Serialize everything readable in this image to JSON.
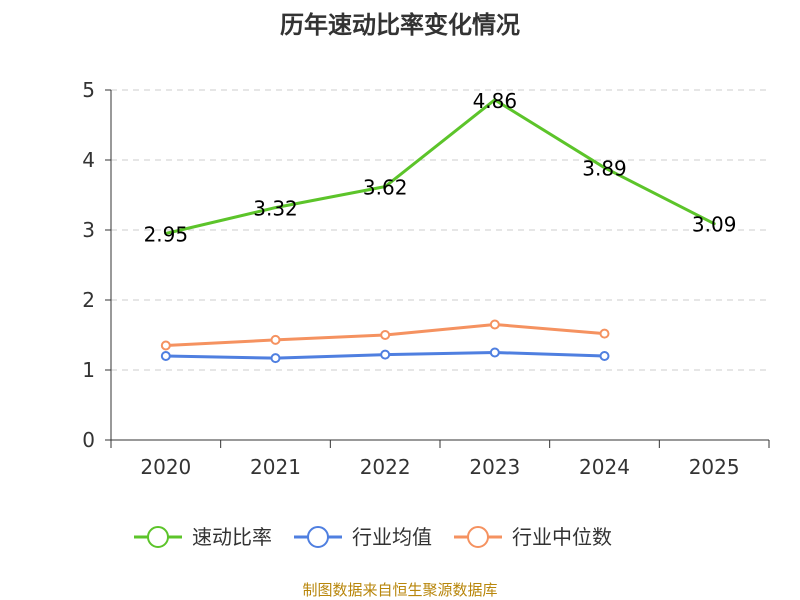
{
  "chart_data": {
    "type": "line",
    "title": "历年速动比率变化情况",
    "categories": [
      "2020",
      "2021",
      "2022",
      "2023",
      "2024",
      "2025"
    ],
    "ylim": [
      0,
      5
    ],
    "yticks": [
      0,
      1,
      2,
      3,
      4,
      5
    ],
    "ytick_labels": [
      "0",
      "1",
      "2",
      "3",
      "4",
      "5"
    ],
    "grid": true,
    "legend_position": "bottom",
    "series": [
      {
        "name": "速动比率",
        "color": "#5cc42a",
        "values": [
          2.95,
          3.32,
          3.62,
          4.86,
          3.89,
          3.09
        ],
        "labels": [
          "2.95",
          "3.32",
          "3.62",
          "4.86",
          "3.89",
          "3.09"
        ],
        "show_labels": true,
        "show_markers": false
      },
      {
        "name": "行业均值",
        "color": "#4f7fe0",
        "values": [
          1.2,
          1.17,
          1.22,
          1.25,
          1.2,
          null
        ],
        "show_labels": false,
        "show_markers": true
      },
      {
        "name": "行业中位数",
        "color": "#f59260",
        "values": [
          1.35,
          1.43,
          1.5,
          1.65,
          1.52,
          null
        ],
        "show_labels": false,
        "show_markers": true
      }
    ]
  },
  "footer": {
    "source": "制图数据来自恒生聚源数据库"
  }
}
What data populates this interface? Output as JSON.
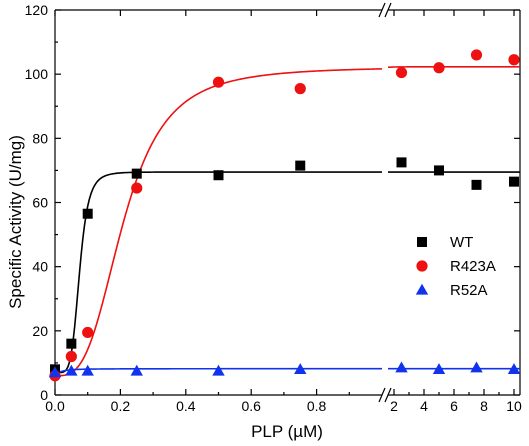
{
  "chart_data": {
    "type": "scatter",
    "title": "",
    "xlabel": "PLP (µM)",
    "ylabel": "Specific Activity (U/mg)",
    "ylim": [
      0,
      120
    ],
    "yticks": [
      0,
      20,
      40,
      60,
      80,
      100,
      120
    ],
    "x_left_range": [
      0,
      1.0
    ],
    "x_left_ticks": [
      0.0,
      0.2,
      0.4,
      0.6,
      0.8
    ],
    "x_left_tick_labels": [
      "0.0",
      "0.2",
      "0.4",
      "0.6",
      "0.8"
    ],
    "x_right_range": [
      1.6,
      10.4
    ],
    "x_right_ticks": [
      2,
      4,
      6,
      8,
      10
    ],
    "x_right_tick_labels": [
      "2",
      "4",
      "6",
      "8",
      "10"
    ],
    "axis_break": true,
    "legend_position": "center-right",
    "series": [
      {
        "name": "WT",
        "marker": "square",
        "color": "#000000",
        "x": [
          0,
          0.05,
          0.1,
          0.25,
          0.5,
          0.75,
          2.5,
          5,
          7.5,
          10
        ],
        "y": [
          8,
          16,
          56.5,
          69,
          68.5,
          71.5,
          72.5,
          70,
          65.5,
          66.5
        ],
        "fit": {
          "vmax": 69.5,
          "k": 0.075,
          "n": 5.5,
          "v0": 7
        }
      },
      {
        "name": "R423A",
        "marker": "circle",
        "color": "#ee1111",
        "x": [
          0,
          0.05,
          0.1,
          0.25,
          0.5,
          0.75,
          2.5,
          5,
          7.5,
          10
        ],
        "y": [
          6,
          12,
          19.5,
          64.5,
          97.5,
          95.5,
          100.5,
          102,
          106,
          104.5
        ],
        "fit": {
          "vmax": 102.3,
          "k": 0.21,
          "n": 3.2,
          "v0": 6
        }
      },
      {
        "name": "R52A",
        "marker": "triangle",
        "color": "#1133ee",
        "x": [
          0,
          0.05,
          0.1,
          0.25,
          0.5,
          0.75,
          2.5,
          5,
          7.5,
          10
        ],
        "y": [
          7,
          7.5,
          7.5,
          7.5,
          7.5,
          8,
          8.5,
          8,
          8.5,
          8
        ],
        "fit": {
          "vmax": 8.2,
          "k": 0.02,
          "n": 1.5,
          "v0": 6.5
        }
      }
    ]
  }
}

Brief: Sift through the entries and copy every line with "color".

Finished exercise:
        "color": "#5cc42a",
        "color": "#4f7fe0",
        "color": "#f59260",
        "color": "#000000",
        "color": "#ee1111",
        "color": "#1133ee",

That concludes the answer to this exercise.